» Teks bacaan
======

Sebanyak 50 foto berformat RAW sanggup ia jepret tanpa henti dalam kecepatan 20 fps. Itu dengan continuous autofocus. Dengan single autofocus, kecepatannya malah naik tiga kali lipat menjadi 60 fps.

Sebagai bagian dari keluarga Lumix, G9 tentu saja masih mewarisi sistem autofocus super-cepat serta kemampuan merekam video 4K 60 fps, meski itu tak lagi menjadi prioritas utamanya. Seperti yang saya katakan, fotografer satwa liar adalah salah satu target utama G9, terlebih karena sasisnya sudah memenuhi standar weather resistant.

Fujifilm X-E3

Fujifilm X-E3

Sebagai pengguna Fujifilm X-E2, X-E3 jelas mendapat tempat spesial di hati saya. Desainnya masih mempertahankan gaya rangefinder yang dicintai banyak orang, tapi di saat yang sama ukurannya sedikit menciut sampai-sampai kita bisa tertipu dan menganggapnya sebagai kamera pocket saat tidak ada lensa yang terpasang.

Namun yang lebih penting untuk disorot dari X-E3 adalah bagaimana Fujifilm mendengarkan dan mewujudkan banyak masukan dari konsumen. Kalau sebelumnya hampir semua pengguna X-E2 tidak ada yang mau memakainya untuk merekam video (termasuk saya), X-E3 menghadirkan opsi perekaman video 4K 30 fps, lengkap dengan efek Film Simulation.

======

» Cuplikan data
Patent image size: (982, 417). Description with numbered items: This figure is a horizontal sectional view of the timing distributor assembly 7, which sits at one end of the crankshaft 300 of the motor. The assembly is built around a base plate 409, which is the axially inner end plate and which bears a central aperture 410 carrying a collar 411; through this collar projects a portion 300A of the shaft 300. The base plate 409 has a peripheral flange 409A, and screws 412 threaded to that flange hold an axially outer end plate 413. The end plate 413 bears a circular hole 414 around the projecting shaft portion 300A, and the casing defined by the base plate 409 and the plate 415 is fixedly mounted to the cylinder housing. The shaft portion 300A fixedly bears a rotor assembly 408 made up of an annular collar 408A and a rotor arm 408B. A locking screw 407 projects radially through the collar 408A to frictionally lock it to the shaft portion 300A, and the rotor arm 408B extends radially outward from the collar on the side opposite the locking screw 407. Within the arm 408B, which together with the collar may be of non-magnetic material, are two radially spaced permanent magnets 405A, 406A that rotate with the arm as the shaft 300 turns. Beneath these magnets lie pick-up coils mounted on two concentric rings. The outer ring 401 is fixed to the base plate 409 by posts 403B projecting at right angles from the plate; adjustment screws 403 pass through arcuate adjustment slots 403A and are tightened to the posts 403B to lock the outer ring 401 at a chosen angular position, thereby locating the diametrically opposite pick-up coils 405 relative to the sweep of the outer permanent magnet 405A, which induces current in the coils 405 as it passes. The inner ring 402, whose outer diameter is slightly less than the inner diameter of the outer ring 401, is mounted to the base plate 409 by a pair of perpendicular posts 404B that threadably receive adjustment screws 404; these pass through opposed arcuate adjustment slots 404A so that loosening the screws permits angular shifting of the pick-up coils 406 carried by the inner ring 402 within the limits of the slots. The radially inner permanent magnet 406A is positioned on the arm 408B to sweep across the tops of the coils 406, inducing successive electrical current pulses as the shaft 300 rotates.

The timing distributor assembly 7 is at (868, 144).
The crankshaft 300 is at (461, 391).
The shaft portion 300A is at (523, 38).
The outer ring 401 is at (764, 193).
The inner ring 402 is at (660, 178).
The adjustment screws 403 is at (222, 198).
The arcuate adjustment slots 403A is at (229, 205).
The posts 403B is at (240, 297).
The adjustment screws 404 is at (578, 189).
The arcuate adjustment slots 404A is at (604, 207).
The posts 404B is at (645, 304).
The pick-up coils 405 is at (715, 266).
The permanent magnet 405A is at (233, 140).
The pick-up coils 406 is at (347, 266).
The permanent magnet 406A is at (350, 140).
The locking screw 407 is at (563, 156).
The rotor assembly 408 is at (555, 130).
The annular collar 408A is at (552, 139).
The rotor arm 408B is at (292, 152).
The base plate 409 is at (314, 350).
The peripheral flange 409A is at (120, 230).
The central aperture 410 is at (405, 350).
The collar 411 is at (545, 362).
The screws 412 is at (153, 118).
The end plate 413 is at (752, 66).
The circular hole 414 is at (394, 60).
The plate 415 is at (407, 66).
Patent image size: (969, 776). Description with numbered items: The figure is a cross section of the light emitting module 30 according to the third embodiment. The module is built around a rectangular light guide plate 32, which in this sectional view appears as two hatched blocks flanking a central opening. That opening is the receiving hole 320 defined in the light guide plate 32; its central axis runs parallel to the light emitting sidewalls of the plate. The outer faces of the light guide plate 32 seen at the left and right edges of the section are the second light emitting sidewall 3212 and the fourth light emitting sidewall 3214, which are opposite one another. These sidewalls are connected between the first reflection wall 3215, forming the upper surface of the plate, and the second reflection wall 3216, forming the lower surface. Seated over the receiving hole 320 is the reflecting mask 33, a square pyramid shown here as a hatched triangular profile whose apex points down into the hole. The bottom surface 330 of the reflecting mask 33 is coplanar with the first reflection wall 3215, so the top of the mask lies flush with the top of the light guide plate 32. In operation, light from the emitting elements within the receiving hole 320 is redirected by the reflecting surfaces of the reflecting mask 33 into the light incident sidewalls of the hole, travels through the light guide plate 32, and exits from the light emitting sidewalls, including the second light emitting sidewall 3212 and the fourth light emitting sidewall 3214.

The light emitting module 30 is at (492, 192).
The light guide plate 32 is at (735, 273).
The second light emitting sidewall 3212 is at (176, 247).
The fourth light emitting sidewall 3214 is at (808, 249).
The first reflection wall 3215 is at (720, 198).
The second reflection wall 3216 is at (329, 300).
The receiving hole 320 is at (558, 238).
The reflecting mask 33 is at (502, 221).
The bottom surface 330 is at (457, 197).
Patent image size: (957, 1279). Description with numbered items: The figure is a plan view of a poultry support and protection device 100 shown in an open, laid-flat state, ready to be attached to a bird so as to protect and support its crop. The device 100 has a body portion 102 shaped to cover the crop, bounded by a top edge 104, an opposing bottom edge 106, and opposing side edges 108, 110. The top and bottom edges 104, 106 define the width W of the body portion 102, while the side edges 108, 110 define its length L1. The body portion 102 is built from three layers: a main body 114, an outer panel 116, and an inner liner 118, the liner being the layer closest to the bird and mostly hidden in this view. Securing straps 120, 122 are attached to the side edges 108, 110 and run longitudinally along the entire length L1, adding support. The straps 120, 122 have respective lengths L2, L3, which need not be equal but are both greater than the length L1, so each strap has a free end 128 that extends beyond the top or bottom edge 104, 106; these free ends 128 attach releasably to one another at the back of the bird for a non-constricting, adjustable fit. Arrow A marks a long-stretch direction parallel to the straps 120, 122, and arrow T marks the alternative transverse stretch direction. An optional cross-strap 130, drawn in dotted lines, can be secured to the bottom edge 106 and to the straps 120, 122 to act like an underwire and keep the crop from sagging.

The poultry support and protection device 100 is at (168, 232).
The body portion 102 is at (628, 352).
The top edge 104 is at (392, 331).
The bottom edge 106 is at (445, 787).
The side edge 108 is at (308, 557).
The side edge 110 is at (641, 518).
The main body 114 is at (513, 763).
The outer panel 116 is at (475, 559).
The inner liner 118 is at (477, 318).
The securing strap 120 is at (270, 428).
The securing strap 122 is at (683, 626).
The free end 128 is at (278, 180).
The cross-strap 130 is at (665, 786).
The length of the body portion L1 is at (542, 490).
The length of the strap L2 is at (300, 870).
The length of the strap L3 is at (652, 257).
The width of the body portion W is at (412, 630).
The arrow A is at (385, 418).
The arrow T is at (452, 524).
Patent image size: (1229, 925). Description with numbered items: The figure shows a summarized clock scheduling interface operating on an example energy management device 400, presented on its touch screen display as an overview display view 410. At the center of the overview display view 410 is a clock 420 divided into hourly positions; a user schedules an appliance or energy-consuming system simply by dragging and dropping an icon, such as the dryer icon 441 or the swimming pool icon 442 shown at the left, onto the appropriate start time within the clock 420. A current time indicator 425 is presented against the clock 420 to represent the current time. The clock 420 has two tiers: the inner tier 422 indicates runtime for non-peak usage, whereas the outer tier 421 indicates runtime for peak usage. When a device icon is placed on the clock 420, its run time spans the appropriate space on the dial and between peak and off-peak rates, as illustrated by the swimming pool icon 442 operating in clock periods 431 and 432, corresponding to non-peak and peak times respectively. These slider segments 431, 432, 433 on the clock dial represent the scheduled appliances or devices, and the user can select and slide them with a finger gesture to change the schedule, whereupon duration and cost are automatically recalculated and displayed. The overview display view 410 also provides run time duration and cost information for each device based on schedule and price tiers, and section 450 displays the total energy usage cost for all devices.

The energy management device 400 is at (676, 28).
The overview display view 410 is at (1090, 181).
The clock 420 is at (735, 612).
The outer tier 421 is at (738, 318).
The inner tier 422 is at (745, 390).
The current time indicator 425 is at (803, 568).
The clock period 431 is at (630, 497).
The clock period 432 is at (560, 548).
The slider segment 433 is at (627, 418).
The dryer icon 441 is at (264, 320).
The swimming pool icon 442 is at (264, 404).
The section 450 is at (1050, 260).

======

» Tugas 1
Jawablah pertanyaan berikut berdasarkan teks tentang kamera di atas.
(a) Standar apa yang sudah dipenuhi oleh sasis G9?
(b) Gaya desain apa yang masih dipertahankan oleh X-E3?
(c) Opsi perekaman video apa yang dihadirkan X-E3?
» Tugas 2
Tuliskan tanpa perubahan bagian teks tentang kamera di atas yang dibuka dengan kata-kata "Sebagai bagian dari" dan ditutup dengan "lensa yang terpasang.".

» Jawaban 1
(a) Sasis G9 sudah memenuhi standar weather resistant.
(b) X-E3 masih mempertahankan gaya rangefinder.
(c) X-E3 menghadirkan opsi perekaman video 4K 30 fps, lengkap dengan efek Film Simulation.

» Jawaban 2
Sebagai bagian dari keluarga Lumix, G9 tentu saja masih mewarisi sistem autofocus super-cepat serta kemampuan merekam video 4K 60 fps, meski itu tak lagi menjadi prioritas utamanya. Seperti yang saya katakan, fotografer satwa liar adalah salah satu target utama G9, terlebih karena sasisnya sudah memenuhi standar weather resistant.

Fujifilm X-E3

Fujifilm X-E3

Sebagai pengguna Fujifilm X-E2, X-E3 jelas mendapat tempat spesial di hati saya. Desainnya masih mempertahankan gaya rangefinder yang dicintai banyak orang, tapi di saat yang sama ukurannya sedikit menciut sampai-sampai kita bisa tertipu dan menganggapnya sebagai kamera pocket saat tidak ada lensa yang terpasang.